[Data excerpts]
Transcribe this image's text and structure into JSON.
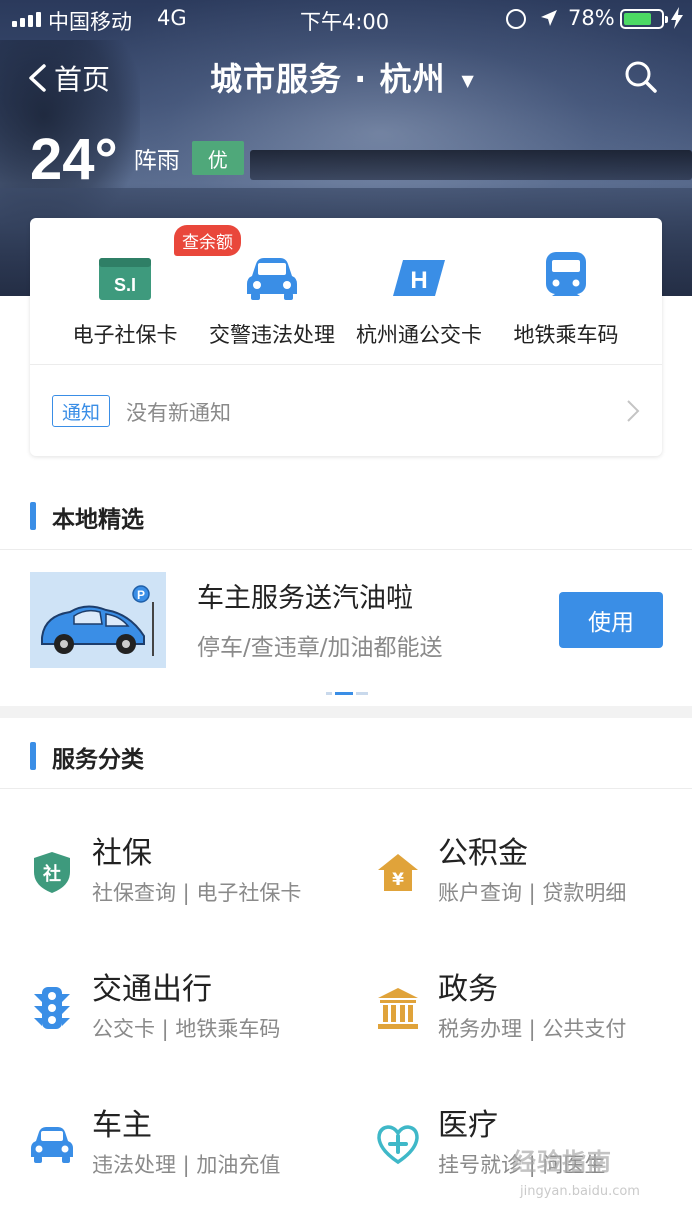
{
  "status_bar": {
    "carrier": "中国移动",
    "network": "4G",
    "time": "下午4:00",
    "battery_percent": "78%",
    "battery_level": 0.78,
    "battery_color": "#4cd964"
  },
  "nav": {
    "back_label": "首页",
    "title": "城市服务 · 杭州",
    "caret": "▼"
  },
  "weather": {
    "temperature": "24°",
    "condition": "阵雨",
    "air_quality": "优",
    "air_quality_color": "#4fa87a"
  },
  "quick_services": [
    {
      "label": "电子社保卡",
      "icon": "si-card-icon",
      "badge": "查余额"
    },
    {
      "label": "交警违法处理",
      "icon": "car-icon"
    },
    {
      "label": "杭州通公交卡",
      "icon": "h-card-icon"
    },
    {
      "label": "地铁乘车码",
      "icon": "metro-icon"
    }
  ],
  "notice": {
    "tag": "通知",
    "text": "没有新通知"
  },
  "local_picks": {
    "header": "本地精选",
    "promo_title": "车主服务送汽油啦",
    "promo_subtitle": "停车/查违章/加油都能送",
    "use_button": "使用",
    "pic_letter": "P"
  },
  "categories": {
    "header": "服务分类",
    "items": [
      {
        "name": "社保",
        "desc": "社保查询 | 电子社保卡",
        "icon": "shield-icon",
        "icon_text": "社",
        "color": "#3e9a7d"
      },
      {
        "name": "公积金",
        "desc": "账户查询 | 贷款明细",
        "icon": "house-icon",
        "icon_text": "¥",
        "color": "#e0a33a"
      },
      {
        "name": "交通出行",
        "desc": "公交卡 | 地铁乘车码",
        "icon": "traffic-light-icon",
        "color": "#3a8ee6"
      },
      {
        "name": "政务",
        "desc": "税务办理 | 公共支付",
        "icon": "government-building-icon",
        "color": "#e0a33a"
      },
      {
        "name": "车主",
        "desc": "违法处理 | 加油充值",
        "icon": "car-icon",
        "color": "#3a8ee6"
      },
      {
        "name": "医疗",
        "desc": "挂号就诊 | 问医生",
        "icon": "medical-icon",
        "color": "#3fb8c8"
      }
    ]
  },
  "watermark": {
    "text": "经验指南",
    "sub": "jingyan.baidu.com"
  },
  "accent_color": "#3a8ee6",
  "badge_color": "#e9473b"
}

**DIRECTIONS FOR THIS TASK**.
Locate the word "desc" in the records above, and return each line that has it.

**IN RESPONSE**.
        "desc": "社保查询 | 电子社保卡",
        "desc": "账户查询 | 贷款明细",
        "desc": "公交卡 | 地铁乘车码",
        "desc": "税务办理 | 公共支付",
        "desc": "违法处理 | 加油充值",
        "desc": "挂号就诊 | 问医生",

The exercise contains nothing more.